### AIM A
From the article on Dzień Dobry TVN, copy verbatim the part that opens with the words containing "It is presented" and closes with "and TVN HD.".
### AIM B
List every presenter named in the article on Dzień Dobry TVN.
### AIM C
Extend the article on the Polish morning show Dzień Dobry TVN, picking up after its final sentence.

### READING TEXT
####################

Dzień Dobry TVN (eng. Good Morning TVN) is a Polish morning show broadcast on TVN since 2005 every day between 8:00 and 11:30. It features celebrity guests, advice on health, entertainment, cookery and more.

It is presented by four duets: Dorota Wellman with Marcin Prokop and Anna Kalczyńska with Jarosław Kuźniar who are on air from Monday to Friday and  Kinga Rusin with Piotr Kraśko and Magda Mołek with Marcin Meller, who previously hosted with Rusin, host the show at weekends.

The programme is also broadcast on iTVN and TVN HD.

 old logo  dzień dobry tvn.

During the summer holidays it is replaced by Dzień Dobry Wakacje

Presenters

Weekdays

Weekends

Notable moments 
 In 2009 on the occasion of upcoming Christmas the team recorded a carol Believe In Christmas featuring a video. Due to the popularity of the song, in 2010 the carol was renewed with a new video.

####################

### MATERIAL

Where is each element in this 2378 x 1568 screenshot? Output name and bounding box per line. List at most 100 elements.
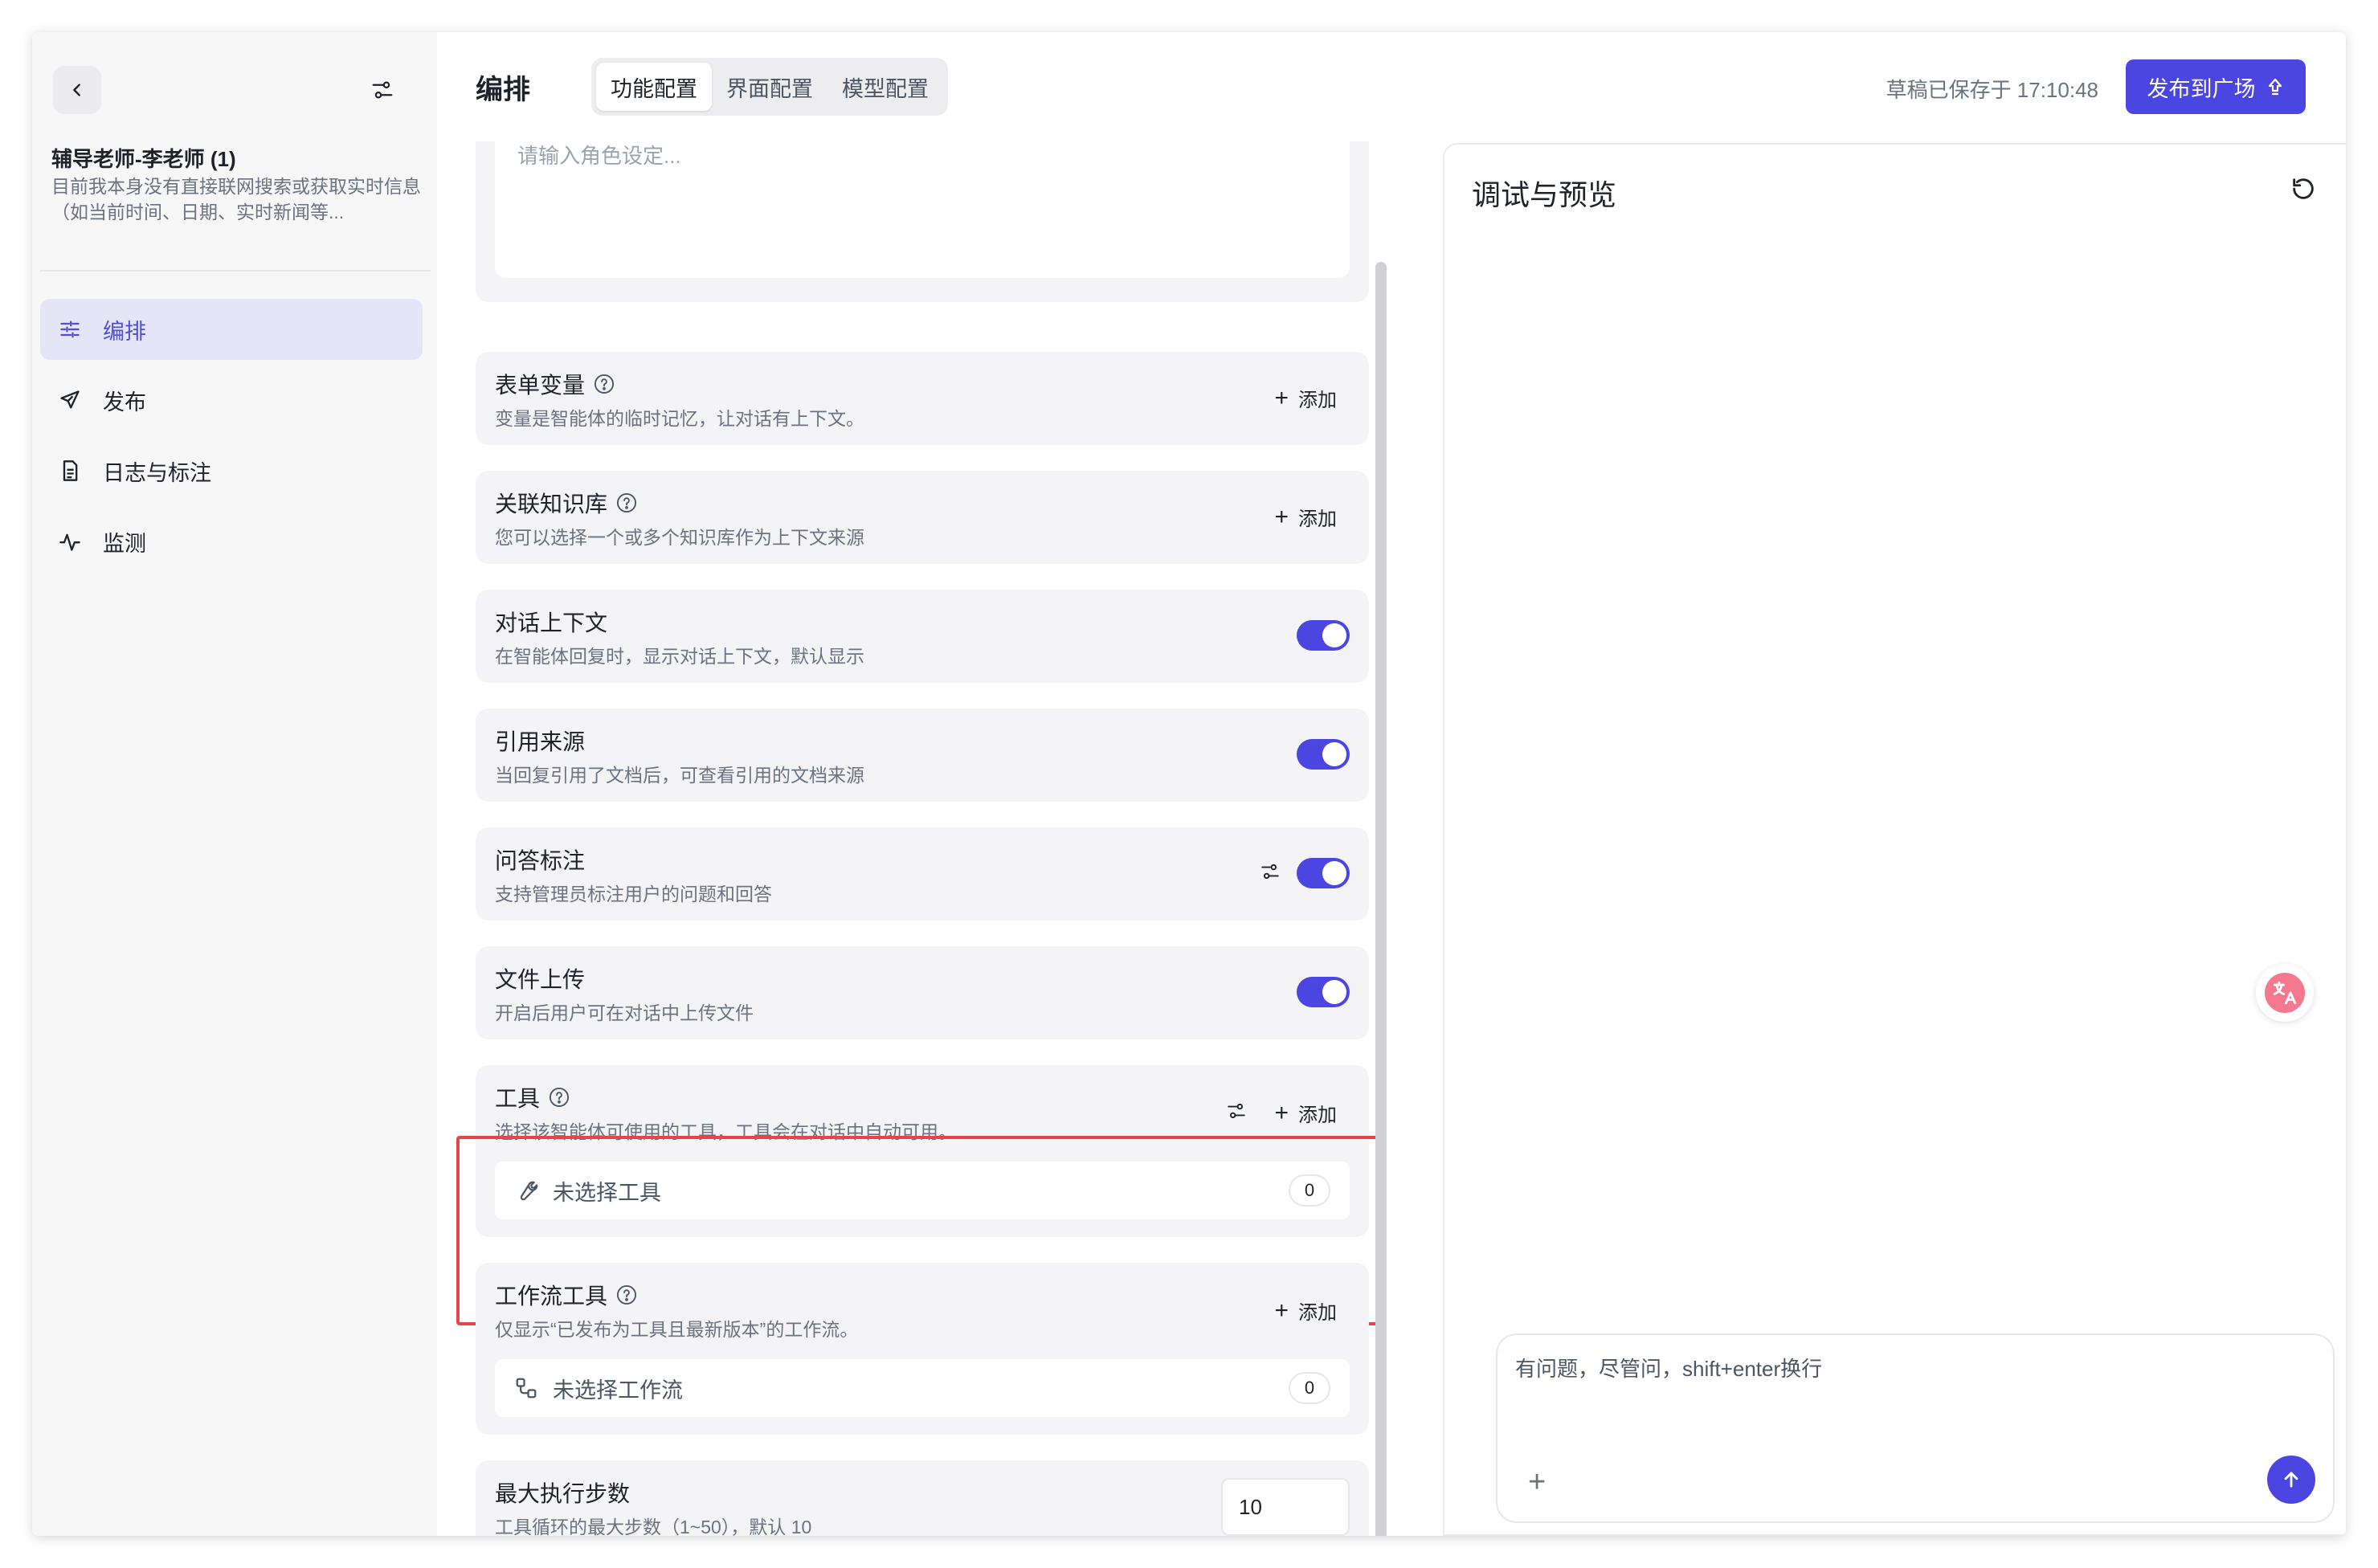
file-upload-title: 文件上传 xyxy=(495,967,586,992)
card-description: 仅显示“已发布为工具且最新版本”的工作流。 xyxy=(495,1319,859,1340)
sidebar-item-monitor[interactable]: 监测 xyxy=(40,511,423,572)
knowledge-base-card: 关联知识库 您可以选择一个或多个知识库作为上下文来源 + 添加 xyxy=(476,471,1369,564)
max-steps-input[interactable]: 10 xyxy=(1221,1478,1350,1536)
max-steps-card: 最大执行步数 工具循环的最大步数（1~50），默认 10 10 xyxy=(476,1460,1369,1536)
send-button[interactable] xyxy=(2267,1456,2315,1504)
chat-input[interactable]: 有问题，尽管问，shift+enter换行 + xyxy=(1496,1333,2335,1523)
add-workflow-button[interactable]: + 添加 xyxy=(1274,1296,1337,1325)
chat-placeholder: 有问题，尽管问，shift+enter换行 xyxy=(1515,1357,1823,1381)
help-icon[interactable] xyxy=(593,373,615,395)
card-description: 工具循环的最大步数（1~50），默认 10 xyxy=(495,1517,812,1536)
knowledge-title: 关联知识库 xyxy=(495,492,608,517)
prompt-placeholder: 请输入角色设定... xyxy=(517,144,681,168)
qa-annotation-title: 问答标注 xyxy=(495,848,586,873)
form-variables-card: 表单变量 变量是智能体的临时记忆，让对话有上下文。 + 添加 xyxy=(476,352,1369,445)
sidebar-item-label: 发布 xyxy=(103,390,146,414)
plus-icon: + xyxy=(1274,1296,1289,1324)
card-title: 工作流工具 xyxy=(495,1279,638,1311)
card-title: 工具 xyxy=(495,1081,570,1113)
sidebar-item-publish[interactable]: 发布 xyxy=(40,370,423,431)
help-icon[interactable] xyxy=(548,1086,570,1109)
back-button[interactable] xyxy=(53,66,101,114)
card-description: 当回复引用了文档后，可查看引用的文档来源 xyxy=(495,765,864,786)
context-card: 对话上下文 在智能体回复时，显示对话上下文，默认显示 xyxy=(476,590,1369,683)
publish-button[interactable]: 发布到广场 xyxy=(2126,59,2306,114)
card-description: 开启后用户可在对话中上传文件 xyxy=(495,1002,754,1023)
refresh-button[interactable] xyxy=(2290,175,2317,202)
workflow-icon xyxy=(514,1376,538,1400)
qa-annotation-toggle[interactable] xyxy=(1297,858,1350,888)
qa-settings-button[interactable] xyxy=(1260,861,1281,882)
agent-settings-button[interactable] xyxy=(366,74,398,106)
divider xyxy=(40,270,431,272)
add-label: 添加 xyxy=(1298,1302,1337,1324)
workflow-selection-box[interactable]: 未选择工作流 0 xyxy=(495,1359,1350,1417)
sidebar-item-logs[interactable]: 日志与标注 xyxy=(40,440,423,501)
help-icon[interactable] xyxy=(615,492,638,514)
upload-icon xyxy=(2266,77,2285,96)
card-description: 支持管理员标注用户的问题和回答 xyxy=(495,884,772,904)
form-variables-title: 表单变量 xyxy=(495,373,586,398)
document-icon xyxy=(58,459,82,483)
citation-toggle[interactable] xyxy=(1297,739,1350,770)
publish-label: 发布到广场 xyxy=(2147,76,2256,101)
workflow-tools-card: 工作流工具 仅显示“已发布为工具且最新版本”的工作流。 + 添加 未选择工作流 … xyxy=(476,1263,1369,1435)
prompt-card: 请输入角色设定... xyxy=(476,141,1369,302)
refresh-icon xyxy=(2293,178,2314,199)
translate-icon xyxy=(2265,973,2305,1013)
config-panel: 请输入角色设定... 表单变量 变量是智能体的临时记忆，让对话有上下文。 + 添… xyxy=(437,141,1401,1536)
chevron-left-icon xyxy=(73,84,80,96)
citation-title: 引用来源 xyxy=(495,729,586,754)
plus-icon: + xyxy=(1274,1099,1289,1126)
file-upload-toggle[interactable] xyxy=(1297,977,1350,1007)
sidebar-item-orchestrate[interactable]: 编排 xyxy=(40,299,423,360)
agent-description: 目前我本身没有直接联网搜索或获取实时信息（如当前时间、日期、实时新闻等... xyxy=(51,176,421,223)
workflow-count-badge: 0 xyxy=(1289,1372,1330,1404)
card-title: 表单变量 xyxy=(495,368,615,400)
settings-sliders-icon xyxy=(1261,864,1279,880)
sidebar-item-label: 监测 xyxy=(103,531,146,556)
attach-plus-icon[interactable]: + xyxy=(1528,1467,1546,1497)
card-description: 您可以选择一个或多个知识库作为上下文来源 xyxy=(495,527,864,548)
settings-sliders-icon xyxy=(372,81,393,99)
settings-sliders-icon xyxy=(1228,1103,1245,1119)
tab-function-config[interactable]: 功能配置 xyxy=(596,63,712,111)
add-label: 添加 xyxy=(1298,390,1337,411)
tab-ui-config[interactable]: 界面配置 xyxy=(712,63,827,111)
add-variable-button[interactable]: + 添加 xyxy=(1274,384,1337,412)
workflow-tools-title: 工作流工具 xyxy=(495,1284,608,1309)
context-toggle[interactable] xyxy=(1297,620,1350,651)
sidebar-item-label: 编排 xyxy=(103,319,146,344)
help-icon[interactable] xyxy=(615,1284,638,1306)
tools-title: 工具 xyxy=(495,1086,541,1111)
workflow-empty-label: 未选择工作流 xyxy=(553,1378,683,1403)
config-scrollbar[interactable] xyxy=(1375,262,1387,1536)
preview-panel: 调试与预览 有问题，尽管问，shift+enter换行 + xyxy=(1443,143,2346,1536)
preview-title: 调试与预览 xyxy=(1472,178,1617,211)
tab-model-config[interactable]: 模型配置 xyxy=(827,63,943,111)
sliders-icon xyxy=(58,317,82,341)
tools-settings-button[interactable] xyxy=(1226,1100,1247,1121)
add-tool-button[interactable]: + 添加 xyxy=(1274,1099,1337,1127)
context-title: 对话上下文 xyxy=(495,610,608,635)
saved-status: 草稿已保存于 17:10:48 xyxy=(1886,78,2098,102)
add-knowledge-button[interactable]: + 添加 xyxy=(1274,503,1337,531)
card-description: 变量是智能体的临时记忆，让对话有上下文。 xyxy=(495,408,864,429)
prompt-textarea[interactable]: 请输入角色设定... xyxy=(495,141,1350,278)
qa-annotation-card: 问答标注 支持管理员标注用户的问题和回答 xyxy=(476,827,1369,921)
send-icon xyxy=(58,388,82,412)
plus-icon: + xyxy=(1274,384,1289,411)
citation-card: 引用来源 当回复引用了文档后，可查看引用的文档来源 xyxy=(476,708,1369,802)
file-upload-card: 文件上传 开启后用户可在对话中上传文件 xyxy=(476,946,1369,1039)
add-label: 添加 xyxy=(1298,508,1337,530)
config-tabs: 功能配置 界面配置 模型配置 xyxy=(591,58,948,116)
agent-name: 辅导老师-李老师 (1) xyxy=(51,147,236,171)
sidebar-item-label: 日志与标注 xyxy=(103,460,211,485)
app-window: 辅导老师-李老师 (1) 目前我本身没有直接联网搜索或获取实时信息（如当前时间、… xyxy=(32,32,2346,1536)
add-label: 添加 xyxy=(1298,1105,1337,1126)
topbar: 编排 功能配置 界面配置 模型配置 草稿已保存于 17:10:48 发布到广场 xyxy=(437,32,2346,141)
sidebar: 辅导老师-李老师 (1) 目前我本身没有直接联网搜索或获取实时信息（如当前时间、… xyxy=(32,32,437,1536)
translate-button[interactable] xyxy=(2256,964,2314,1022)
plus-icon: + xyxy=(1274,503,1289,530)
arrow-up-icon xyxy=(2284,1472,2298,1488)
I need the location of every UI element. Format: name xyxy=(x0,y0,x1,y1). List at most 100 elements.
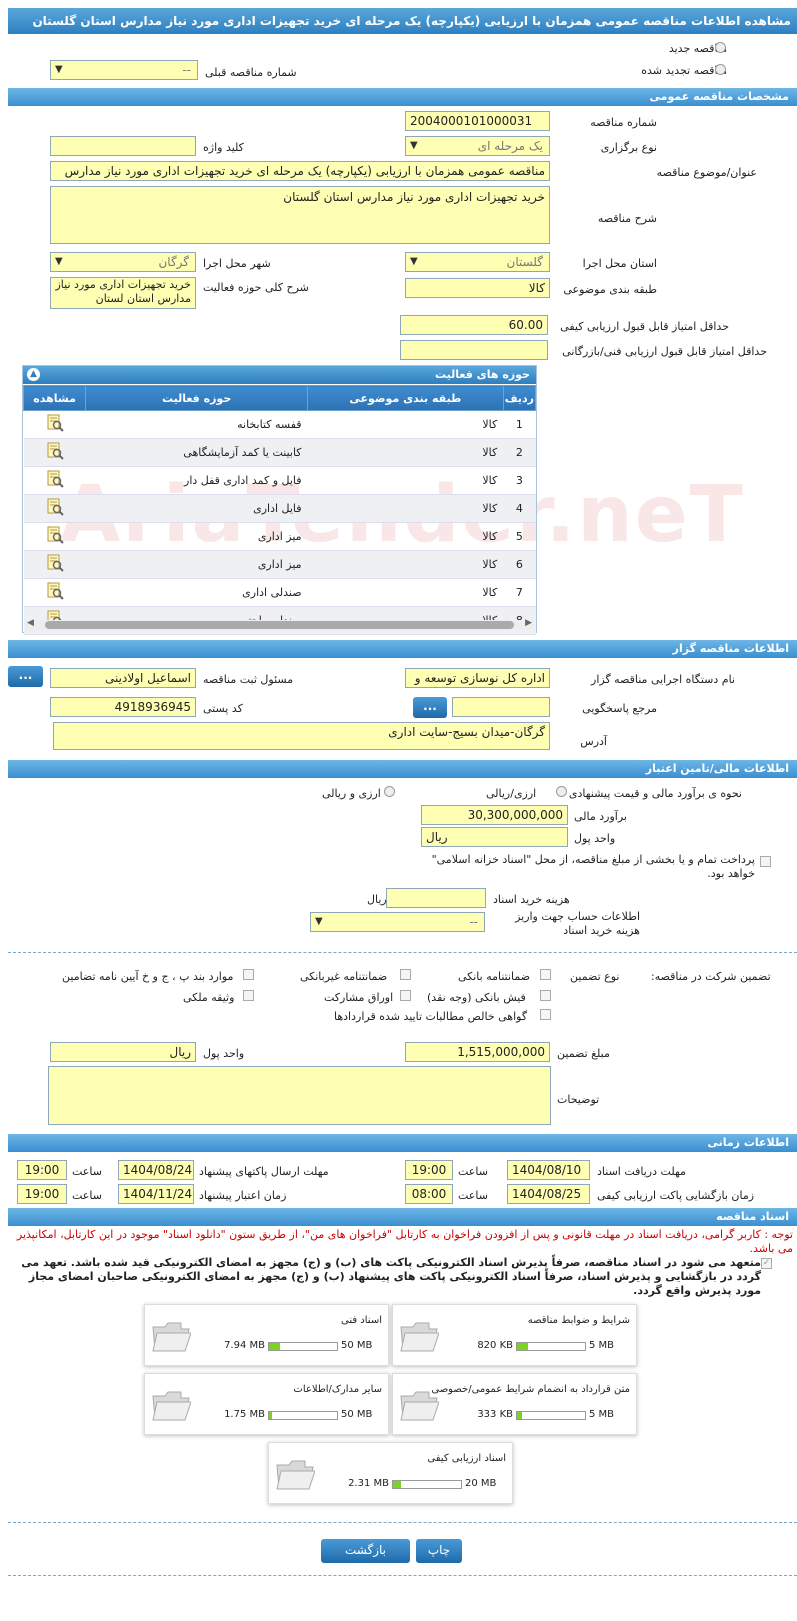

####################

### WRITTEN REPLY A
It is presented by four duets: Dorota Wellman with Marcin Prokop and Anna Kalczyńska with Jarosław Kuźniar who are on air from Monday to Friday and  Kinga Rusin with Piotr Kraśko and Magda Mołek with Marcin Meller, who previously hosted with Rusin, host the show at weekends.

The programme is also broadcast on iTVN and TVN HD.

### WRITTEN REPLY B
Dorota Wellman
Marcin Prokop
Anna Kalczyńska
Jarosław Kuźniar
Kinga Rusin
Piotr Kraśko
Magda Mołek
Marcin Meller

### WRITTEN REPLY C
 On 28 January 2020 DDTVN was accused worldwide for being unprofessional, disrespectful, racist, and xenophobic. They released material on ranging of The Most Handsome Faces of 2019, in which presenters: Anna Kalczynska-Maciejowska and Andrzej Soltysik were laughing at the appearance of the winner who is Asian. They seemed to be in disbelief that an Asian man could have won, and stated that it must have been because so many Asians voting, insinuating that was the only way an Asian man could have won. The breakfast show was highly criticised for the video during which other presenter was asking people about the winner but showing a photo of a completely different Asian man instead - essentially saying that all Asians look the same. In the video there were hateful comments like comparing the person shown to a cow because of his earrings and questioning their gender. Because of comments on social media worldwide hashtag #dziendobrytvnisoverparty started trending on Twitter.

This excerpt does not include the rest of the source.